* WORK TO BE COMPLETED *
Set out the records from the first line through the line containing "330, 331, 352]", inclusive, as a Markdown table with the columns Row and Line, numbering each row and leaving out blank lines.

+ + + + + + +

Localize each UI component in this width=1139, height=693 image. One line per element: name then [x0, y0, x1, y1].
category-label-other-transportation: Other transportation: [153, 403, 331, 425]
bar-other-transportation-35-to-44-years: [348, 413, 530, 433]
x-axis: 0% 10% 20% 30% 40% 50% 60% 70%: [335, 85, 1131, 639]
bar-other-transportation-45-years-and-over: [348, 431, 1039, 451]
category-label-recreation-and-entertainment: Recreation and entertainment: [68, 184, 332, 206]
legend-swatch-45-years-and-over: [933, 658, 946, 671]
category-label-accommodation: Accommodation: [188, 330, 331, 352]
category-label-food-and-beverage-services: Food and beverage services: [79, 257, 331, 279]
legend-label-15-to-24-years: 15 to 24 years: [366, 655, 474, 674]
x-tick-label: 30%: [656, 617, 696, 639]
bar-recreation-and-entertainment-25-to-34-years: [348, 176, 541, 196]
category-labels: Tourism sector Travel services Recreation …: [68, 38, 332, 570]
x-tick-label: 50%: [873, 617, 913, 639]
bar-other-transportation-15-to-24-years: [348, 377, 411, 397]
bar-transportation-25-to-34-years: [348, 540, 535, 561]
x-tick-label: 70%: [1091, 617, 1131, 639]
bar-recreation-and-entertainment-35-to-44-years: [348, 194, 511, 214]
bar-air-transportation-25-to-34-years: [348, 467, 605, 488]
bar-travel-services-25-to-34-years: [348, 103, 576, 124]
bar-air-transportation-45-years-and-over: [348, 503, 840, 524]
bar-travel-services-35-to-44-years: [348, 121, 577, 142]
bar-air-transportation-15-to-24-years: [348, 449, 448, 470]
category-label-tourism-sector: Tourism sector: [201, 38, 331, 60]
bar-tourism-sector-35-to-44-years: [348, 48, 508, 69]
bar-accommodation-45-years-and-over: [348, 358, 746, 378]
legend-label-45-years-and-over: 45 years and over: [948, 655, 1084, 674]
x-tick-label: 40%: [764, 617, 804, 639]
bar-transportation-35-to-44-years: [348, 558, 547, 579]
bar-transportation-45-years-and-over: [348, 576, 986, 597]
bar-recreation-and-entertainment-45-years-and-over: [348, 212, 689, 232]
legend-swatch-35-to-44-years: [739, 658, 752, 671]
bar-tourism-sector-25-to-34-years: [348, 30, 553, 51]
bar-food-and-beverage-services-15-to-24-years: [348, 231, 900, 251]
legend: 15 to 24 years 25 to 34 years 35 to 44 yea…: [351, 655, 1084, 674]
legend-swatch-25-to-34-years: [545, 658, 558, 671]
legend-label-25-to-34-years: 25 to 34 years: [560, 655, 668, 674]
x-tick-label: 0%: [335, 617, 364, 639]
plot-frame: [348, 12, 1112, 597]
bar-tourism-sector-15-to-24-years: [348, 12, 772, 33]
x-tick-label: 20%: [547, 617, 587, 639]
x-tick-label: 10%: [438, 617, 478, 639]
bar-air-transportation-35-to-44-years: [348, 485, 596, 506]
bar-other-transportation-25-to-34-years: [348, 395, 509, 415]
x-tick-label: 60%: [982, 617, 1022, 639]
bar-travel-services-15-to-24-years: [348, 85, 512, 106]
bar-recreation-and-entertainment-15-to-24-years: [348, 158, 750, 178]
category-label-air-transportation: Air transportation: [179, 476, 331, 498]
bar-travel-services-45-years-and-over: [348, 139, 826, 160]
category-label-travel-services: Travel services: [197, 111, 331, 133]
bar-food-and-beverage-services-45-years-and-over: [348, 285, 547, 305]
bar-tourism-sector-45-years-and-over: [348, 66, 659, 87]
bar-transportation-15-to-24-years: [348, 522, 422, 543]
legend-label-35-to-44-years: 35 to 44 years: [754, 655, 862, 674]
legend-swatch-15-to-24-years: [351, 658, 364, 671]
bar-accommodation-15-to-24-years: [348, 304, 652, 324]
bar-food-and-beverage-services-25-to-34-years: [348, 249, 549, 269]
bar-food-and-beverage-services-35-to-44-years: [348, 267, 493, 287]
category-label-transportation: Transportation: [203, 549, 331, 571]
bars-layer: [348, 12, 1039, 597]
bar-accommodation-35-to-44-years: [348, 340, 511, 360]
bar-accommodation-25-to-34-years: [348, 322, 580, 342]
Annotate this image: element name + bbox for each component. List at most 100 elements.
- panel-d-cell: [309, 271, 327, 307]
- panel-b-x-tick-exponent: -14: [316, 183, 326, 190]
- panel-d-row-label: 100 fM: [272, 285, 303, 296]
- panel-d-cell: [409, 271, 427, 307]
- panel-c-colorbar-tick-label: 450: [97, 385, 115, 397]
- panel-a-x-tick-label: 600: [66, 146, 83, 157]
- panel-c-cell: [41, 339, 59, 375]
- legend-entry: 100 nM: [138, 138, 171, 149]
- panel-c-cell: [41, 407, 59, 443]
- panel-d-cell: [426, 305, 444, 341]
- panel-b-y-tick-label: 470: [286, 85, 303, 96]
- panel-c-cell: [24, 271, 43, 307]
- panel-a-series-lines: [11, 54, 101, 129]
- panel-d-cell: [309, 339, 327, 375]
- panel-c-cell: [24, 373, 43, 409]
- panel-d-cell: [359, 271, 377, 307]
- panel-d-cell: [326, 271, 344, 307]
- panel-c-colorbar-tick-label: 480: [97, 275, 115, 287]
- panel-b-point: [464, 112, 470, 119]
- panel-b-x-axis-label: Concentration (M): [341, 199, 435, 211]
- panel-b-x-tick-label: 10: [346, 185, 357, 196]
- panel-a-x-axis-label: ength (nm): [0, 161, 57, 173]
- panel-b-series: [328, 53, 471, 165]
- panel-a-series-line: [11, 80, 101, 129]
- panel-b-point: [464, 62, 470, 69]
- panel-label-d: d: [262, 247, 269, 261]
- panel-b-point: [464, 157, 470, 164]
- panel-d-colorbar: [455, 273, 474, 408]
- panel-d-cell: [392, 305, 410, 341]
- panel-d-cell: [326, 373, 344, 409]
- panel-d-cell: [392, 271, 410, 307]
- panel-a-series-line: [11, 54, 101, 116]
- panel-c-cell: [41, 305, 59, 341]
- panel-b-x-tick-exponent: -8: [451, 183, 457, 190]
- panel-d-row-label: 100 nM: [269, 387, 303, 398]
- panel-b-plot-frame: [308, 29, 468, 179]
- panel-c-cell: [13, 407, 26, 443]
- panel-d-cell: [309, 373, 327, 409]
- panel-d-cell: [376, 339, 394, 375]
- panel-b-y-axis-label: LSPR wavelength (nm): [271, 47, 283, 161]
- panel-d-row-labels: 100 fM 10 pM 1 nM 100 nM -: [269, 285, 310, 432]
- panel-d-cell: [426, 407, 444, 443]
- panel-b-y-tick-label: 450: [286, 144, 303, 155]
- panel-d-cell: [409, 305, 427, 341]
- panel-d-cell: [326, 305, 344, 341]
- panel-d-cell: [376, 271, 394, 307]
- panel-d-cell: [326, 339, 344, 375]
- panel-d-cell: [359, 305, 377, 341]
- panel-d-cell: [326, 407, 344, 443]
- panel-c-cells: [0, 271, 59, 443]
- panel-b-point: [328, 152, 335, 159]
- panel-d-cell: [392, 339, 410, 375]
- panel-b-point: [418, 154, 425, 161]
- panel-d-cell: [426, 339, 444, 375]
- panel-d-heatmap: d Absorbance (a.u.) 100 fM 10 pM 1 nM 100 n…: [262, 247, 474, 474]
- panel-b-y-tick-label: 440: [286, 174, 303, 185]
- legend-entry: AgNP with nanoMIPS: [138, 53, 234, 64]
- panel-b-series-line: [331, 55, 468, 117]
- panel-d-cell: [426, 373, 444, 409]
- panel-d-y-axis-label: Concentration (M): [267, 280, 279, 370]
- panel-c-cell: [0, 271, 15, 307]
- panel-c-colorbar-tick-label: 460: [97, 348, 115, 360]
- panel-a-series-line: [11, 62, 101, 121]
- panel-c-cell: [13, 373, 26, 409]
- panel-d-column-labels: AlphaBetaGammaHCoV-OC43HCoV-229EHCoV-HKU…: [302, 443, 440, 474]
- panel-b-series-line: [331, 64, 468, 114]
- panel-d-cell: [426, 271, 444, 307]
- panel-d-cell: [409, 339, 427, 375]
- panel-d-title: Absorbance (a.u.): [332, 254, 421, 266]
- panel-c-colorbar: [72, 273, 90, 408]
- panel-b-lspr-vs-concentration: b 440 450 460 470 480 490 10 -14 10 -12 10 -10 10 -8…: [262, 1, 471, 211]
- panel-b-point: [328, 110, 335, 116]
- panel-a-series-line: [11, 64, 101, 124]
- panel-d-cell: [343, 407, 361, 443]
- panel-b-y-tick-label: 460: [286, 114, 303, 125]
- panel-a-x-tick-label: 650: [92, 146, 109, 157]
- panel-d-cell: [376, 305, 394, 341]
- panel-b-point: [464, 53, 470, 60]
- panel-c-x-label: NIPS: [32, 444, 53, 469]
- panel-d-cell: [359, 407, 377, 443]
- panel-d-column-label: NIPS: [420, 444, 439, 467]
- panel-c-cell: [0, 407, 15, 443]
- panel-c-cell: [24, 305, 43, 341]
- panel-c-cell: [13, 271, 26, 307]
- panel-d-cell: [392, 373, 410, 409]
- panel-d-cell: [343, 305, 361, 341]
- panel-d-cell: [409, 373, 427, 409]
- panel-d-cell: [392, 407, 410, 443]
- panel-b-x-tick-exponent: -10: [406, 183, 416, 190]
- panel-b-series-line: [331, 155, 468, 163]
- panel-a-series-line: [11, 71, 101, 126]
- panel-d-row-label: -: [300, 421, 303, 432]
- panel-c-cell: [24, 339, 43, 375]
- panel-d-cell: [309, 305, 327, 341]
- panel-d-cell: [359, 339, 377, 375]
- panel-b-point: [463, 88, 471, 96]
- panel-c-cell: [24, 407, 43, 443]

+ + + + + + +

* SOLUTION *
| Row | Line |
|---|---|
| 1 | Localize each UI component in this width=1139, height=693 image. One line per element: name then [x0, y0, x1, y1]. |
| 2 | category-label-other-transportation: Other transportation: [153, 403, 331, 425] |
| 3 | bar-other-transportation-35-to-44-years: [348, 413, 530, 433] |
| 4 | x-axis: 0% 10% 20% 30% 40% 50% 60% 70%: [335, 85, 1131, 639] |
| 5 | bar-other-transportation-45-years-and-over: [348, 431, 1039, 451] |
| 6 | category-label-recreation-and-entertainment: Recreation and entertainment: [68, 184, 332, 206] |
| 7 | legend-swatch-45-years-and-over: [933, 658, 946, 671] |
| 8 | category-label-accommodation: Accommodation: [188, 330, 331, 352] |